• [Data listing]:
________
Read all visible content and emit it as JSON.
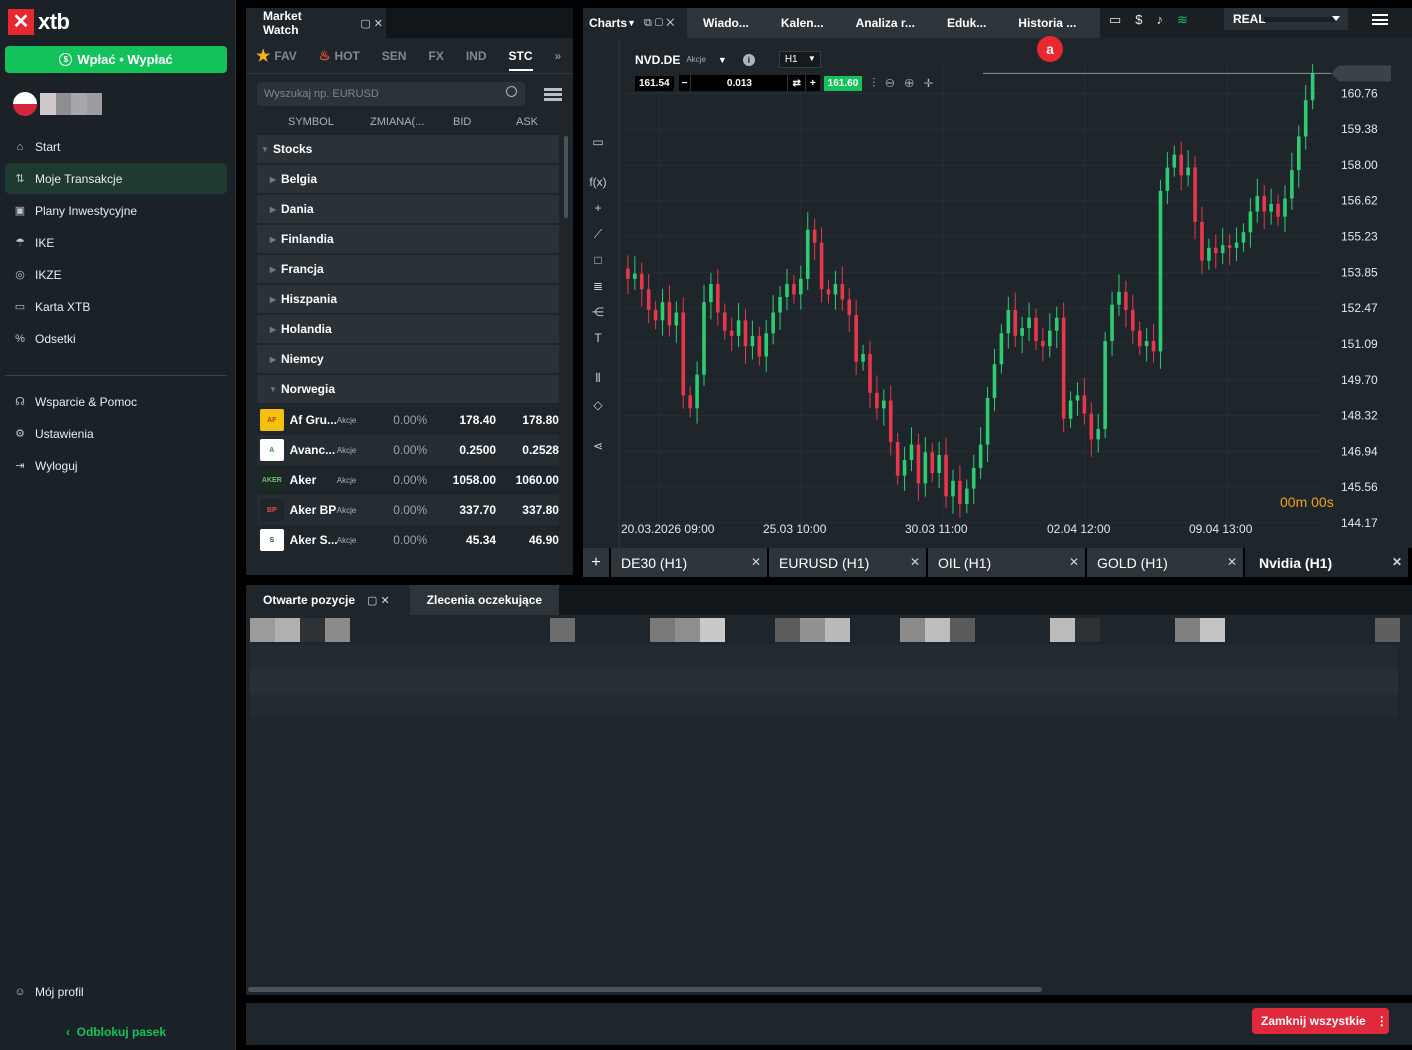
{
  "sidebar": {
    "logo_text": "xtb",
    "deposit_label": "Wpłać • Wypłać",
    "nav": [
      {
        "label": "Start",
        "icon": "home-icon"
      },
      {
        "label": "Moje Transakcje",
        "icon": "transactions-icon"
      },
      {
        "label": "Plany Inwestycyjne",
        "icon": "plans-icon"
      },
      {
        "label": "IKE",
        "icon": "ike-icon"
      },
      {
        "label": "IKZE",
        "icon": "ikze-icon"
      },
      {
        "label": "Karta XTB",
        "icon": "card-icon"
      },
      {
        "label": "Odsetki",
        "icon": "percent-icon"
      }
    ],
    "support": [
      {
        "label": "Wsparcie & Pomoc",
        "icon": "headset-icon"
      },
      {
        "label": "Ustawienia",
        "icon": "gear-icon"
      },
      {
        "label": "Wyloguj",
        "icon": "logout-icon"
      }
    ],
    "profile_label": "Mój profil",
    "unlock_label": "Odblokuj pasek",
    "active_item": "Moje Transakcje"
  },
  "market_watch": {
    "title": "Market Watch",
    "tabs": [
      "FAV",
      "HOT",
      "SEN",
      "FX",
      "IND",
      "STC"
    ],
    "active_tab": "STC",
    "search_placeholder": "Wyszukaj np. EURUSD",
    "columns": [
      "SYMBOL",
      "ZMIANA(...",
      "BID",
      "ASK"
    ],
    "groups": [
      "Stocks",
      "Belgia",
      "Dania",
      "Finlandia",
      "Francja",
      "Hiszpania",
      "Holandia",
      "Niemcy",
      "Norwegia"
    ],
    "rows": [
      {
        "name": "Af Gru...",
        "type": "Akcje",
        "change": "0.00%",
        "bid": "178.40",
        "ask": "178.80",
        "logo": "AF",
        "logo_bg": "#f4c20d",
        "logo_fg": "#c0392b"
      },
      {
        "name": "Avanc...",
        "type": "Akcje",
        "change": "0.00%",
        "bid": "0.2500",
        "ask": "0.2528",
        "logo": "A",
        "logo_bg": "#ffffff",
        "logo_fg": "#2f8a5a"
      },
      {
        "name": "Aker",
        "type": "Akcje",
        "change": "0.00%",
        "bid": "1058.00",
        "ask": "1060.00",
        "logo": "AKER",
        "logo_bg": "#1d2a24",
        "logo_fg": "#6fbf7a"
      },
      {
        "name": "Aker BP",
        "type": "Akcje",
        "change": "0.00%",
        "bid": "337.70",
        "ask": "337.80",
        "logo": "BP",
        "logo_bg": "#1e262b",
        "logo_fg": "#e74c3c"
      },
      {
        "name": "Aker S...",
        "type": "Akcje",
        "change": "0.00%",
        "bid": "45.34",
        "ask": "46.90",
        "logo": "S",
        "logo_bg": "#ffffff",
        "logo_fg": "#1b4d3e"
      }
    ]
  },
  "charts": {
    "title": "Charts",
    "tabs": [
      "Wiado...",
      "Kalen...",
      "Analiza r...",
      "Eduk...",
      "Historia ..."
    ],
    "account_mode": "REAL",
    "badge": "a",
    "symbol": "NVD.DE",
    "symbol_type": "Akcje",
    "timeframe": "H1",
    "sell_price": "161.54",
    "volume": "0.013",
    "buy_price": "161.60",
    "current_price_label": "161.54",
    "timer": "00m 00s",
    "instrument_tabs": [
      {
        "label": "DE30 (H1)",
        "active": false
      },
      {
        "label": "EURUSD (H1)",
        "active": false
      },
      {
        "label": "OIL (H1)",
        "active": false
      },
      {
        "label": "GOLD (H1)",
        "active": false
      },
      {
        "label": "Nvidia (H1)",
        "active": true
      }
    ],
    "colors": {
      "up": "#2ecc71",
      "down": "#e8364a",
      "bg": "#1e262b",
      "grid": "#262f34"
    }
  },
  "chart_data": {
    "type": "candlestick",
    "x_ticks": [
      "20.03.2026 09:00",
      "25.03 10:00",
      "30.03 11:00",
      "02.04 12:00",
      "09.04 13:00"
    ],
    "y_ticks": [
      161.54,
      160.76,
      159.38,
      158.0,
      156.62,
      155.23,
      153.85,
      152.47,
      151.09,
      149.7,
      148.32,
      146.94,
      145.56,
      144.17
    ],
    "ylim": [
      144.17,
      161.9
    ],
    "grid": true,
    "close_series": [
      154.0,
      153.6,
      153.8,
      153.2,
      152.4,
      152.0,
      152.7,
      151.8,
      152.3,
      149.1,
      148.6,
      149.9,
      152.7,
      153.4,
      152.3,
      151.6,
      151.4,
      152.0,
      151.0,
      151.4,
      150.6,
      151.5,
      152.3,
      152.9,
      153.4,
      153.0,
      153.6,
      155.5,
      155.0,
      153.2,
      153.0,
      153.4,
      152.8,
      152.2,
      150.4,
      150.7,
      149.2,
      148.6,
      148.9,
      147.3,
      146.0,
      146.6,
      147.2,
      145.7,
      146.9,
      146.1,
      146.8,
      145.2,
      145.8,
      144.9,
      145.5,
      146.3,
      147.2,
      149.0,
      150.3,
      151.5,
      152.4,
      151.4,
      151.7,
      152.1,
      151.2,
      151.0,
      151.6,
      152.1,
      148.2,
      148.9,
      149.1,
      148.4,
      147.4,
      147.8,
      151.2,
      152.6,
      153.1,
      152.4,
      151.6,
      151.0,
      151.2,
      150.8,
      157.0,
      157.9,
      158.4,
      157.6,
      157.9,
      155.8,
      154.3,
      154.8,
      154.6,
      154.9,
      154.8,
      155.0,
      155.4,
      156.2,
      156.8,
      156.2,
      156.5,
      156.0,
      156.7,
      157.8,
      159.1,
      160.5,
      161.54
    ]
  },
  "positions": {
    "tabs": [
      "Otwarte pozycje",
      "Zlecenia oczekujące"
    ],
    "active_tab": "Otwarte pozycje"
  },
  "footer": {
    "close_all_label": "Zamknij wszystkie"
  }
}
________
• [Goal of the exercise]: Every record above should be written out again without change, except that the pictures are left out.

• [Solved problem]:
Read all visible content and emit it as JSON.
{
  "sidebar": {
    "logo_text": "xtb",
    "deposit_label": "Wpłać • Wypłać",
    "nav": [
      {
        "label": "Start",
        "icon": "home-icon"
      },
      {
        "label": "Moje Transakcje",
        "icon": "transactions-icon"
      },
      {
        "label": "Plany Inwestycyjne",
        "icon": "plans-icon"
      },
      {
        "label": "IKE",
        "icon": "ike-icon"
      },
      {
        "label": "IKZE",
        "icon": "ikze-icon"
      },
      {
        "label": "Karta XTB",
        "icon": "card-icon"
      },
      {
        "label": "Odsetki",
        "icon": "percent-icon"
      }
    ],
    "support": [
      {
        "label": "Wsparcie & Pomoc",
        "icon": "headset-icon"
      },
      {
        "label": "Ustawienia",
        "icon": "gear-icon"
      },
      {
        "label": "Wyloguj",
        "icon": "logout-icon"
      }
    ],
    "profile_label": "Mój profil",
    "unlock_label": "Odblokuj pasek",
    "active_item": "Moje Transakcje"
  },
  "market_watch": {
    "title": "Market Watch",
    "tabs": [
      "FAV",
      "HOT",
      "SEN",
      "FX",
      "IND",
      "STC"
    ],
    "active_tab": "STC",
    "search_placeholder": "Wyszukaj np. EURUSD",
    "columns": [
      "SYMBOL",
      "ZMIANA(...",
      "BID",
      "ASK"
    ],
    "groups": [
      "Stocks",
      "Belgia",
      "Dania",
      "Finlandia",
      "Francja",
      "Hiszpania",
      "Holandia",
      "Niemcy",
      "Norwegia"
    ],
    "rows": [
      {
        "name": "Af Gru...",
        "type": "Akcje",
        "change": "0.00%",
        "bid": "178.40",
        "ask": "178.80",
        "logo": "AF",
        "logo_bg": "#f4c20d",
        "logo_fg": "#c0392b"
      },
      {
        "name": "Avanc...",
        "type": "Akcje",
        "change": "0.00%",
        "bid": "0.2500",
        "ask": "0.2528",
        "logo": "A",
        "logo_bg": "#ffffff",
        "logo_fg": "#2f8a5a"
      },
      {
        "name": "Aker",
        "type": "Akcje",
        "change": "0.00%",
        "bid": "1058.00",
        "ask": "1060.00",
        "logo": "AKER",
        "logo_bg": "#1d2a24",
        "logo_fg": "#6fbf7a"
      },
      {
        "name": "Aker BP",
        "type": "Akcje",
        "change": "0.00%",
        "bid": "337.70",
        "ask": "337.80",
        "logo": "BP",
        "logo_bg": "#1e262b",
        "logo_fg": "#e74c3c"
      },
      {
        "name": "Aker S...",
        "type": "Akcje",
        "change": "0.00%",
        "bid": "45.34",
        "ask": "46.90",
        "logo": "S",
        "logo_bg": "#ffffff",
        "logo_fg": "#1b4d3e"
      }
    ]
  },
  "charts": {
    "title": "Charts",
    "tabs": [
      "Wiado...",
      "Kalen...",
      "Analiza r...",
      "Eduk...",
      "Historia ..."
    ],
    "account_mode": "REAL",
    "badge": "a",
    "symbol": "NVD.DE",
    "symbol_type": "Akcje",
    "timeframe": "H1",
    "sell_price": "161.54",
    "volume": "0.013",
    "buy_price": "161.60",
    "current_price_label": "161.54",
    "timer": "00m 00s",
    "instrument_tabs": [
      {
        "label": "DE30 (H1)",
        "active": false
      },
      {
        "label": "EURUSD (H1)",
        "active": false
      },
      {
        "label": "OIL (H1)",
        "active": false
      },
      {
        "label": "GOLD (H1)",
        "active": false
      },
      {
        "label": "Nvidia (H1)",
        "active": true
      }
    ],
    "colors": {
      "up": "#2ecc71",
      "down": "#e8364a",
      "bg": "#1e262b",
      "grid": "#262f34"
    }
  },
  "chart_data": {
    "type": "candlestick",
    "x_ticks": [
      "20.03.2026 09:00",
      "25.03 10:00",
      "30.03 11:00",
      "02.04 12:00",
      "09.04 13:00"
    ],
    "y_ticks": [
      161.54,
      160.76,
      159.38,
      158.0,
      156.62,
      155.23,
      153.85,
      152.47,
      151.09,
      149.7,
      148.32,
      146.94,
      145.56,
      144.17
    ],
    "ylim": [
      144.17,
      161.9
    ],
    "grid": true,
    "close_series": [
      154.0,
      153.6,
      153.8,
      153.2,
      152.4,
      152.0,
      152.7,
      151.8,
      152.3,
      149.1,
      148.6,
      149.9,
      152.7,
      153.4,
      152.3,
      151.6,
      151.4,
      152.0,
      151.0,
      151.4,
      150.6,
      151.5,
      152.3,
      152.9,
      153.4,
      153.0,
      153.6,
      155.5,
      155.0,
      153.2,
      153.0,
      153.4,
      152.8,
      152.2,
      150.4,
      150.7,
      149.2,
      148.6,
      148.9,
      147.3,
      146.0,
      146.6,
      147.2,
      145.7,
      146.9,
      146.1,
      146.8,
      145.2,
      145.8,
      144.9,
      145.5,
      146.3,
      147.2,
      149.0,
      150.3,
      151.5,
      152.4,
      151.4,
      151.7,
      152.1,
      151.2,
      151.0,
      151.6,
      152.1,
      148.2,
      148.9,
      149.1,
      148.4,
      147.4,
      147.8,
      151.2,
      152.6,
      153.1,
      152.4,
      151.6,
      151.0,
      151.2,
      150.8,
      157.0,
      157.9,
      158.4,
      157.6,
      157.9,
      155.8,
      154.3,
      154.8,
      154.6,
      154.9,
      154.8,
      155.0,
      155.4,
      156.2,
      156.8,
      156.2,
      156.5,
      156.0,
      156.7,
      157.8,
      159.1,
      160.5,
      161.54
    ]
  },
  "positions": {
    "tabs": [
      "Otwarte pozycje",
      "Zlecenia oczekujące"
    ],
    "active_tab": "Otwarte pozycje"
  },
  "footer": {
    "close_all_label": "Zamknij wszystkie"
  }
}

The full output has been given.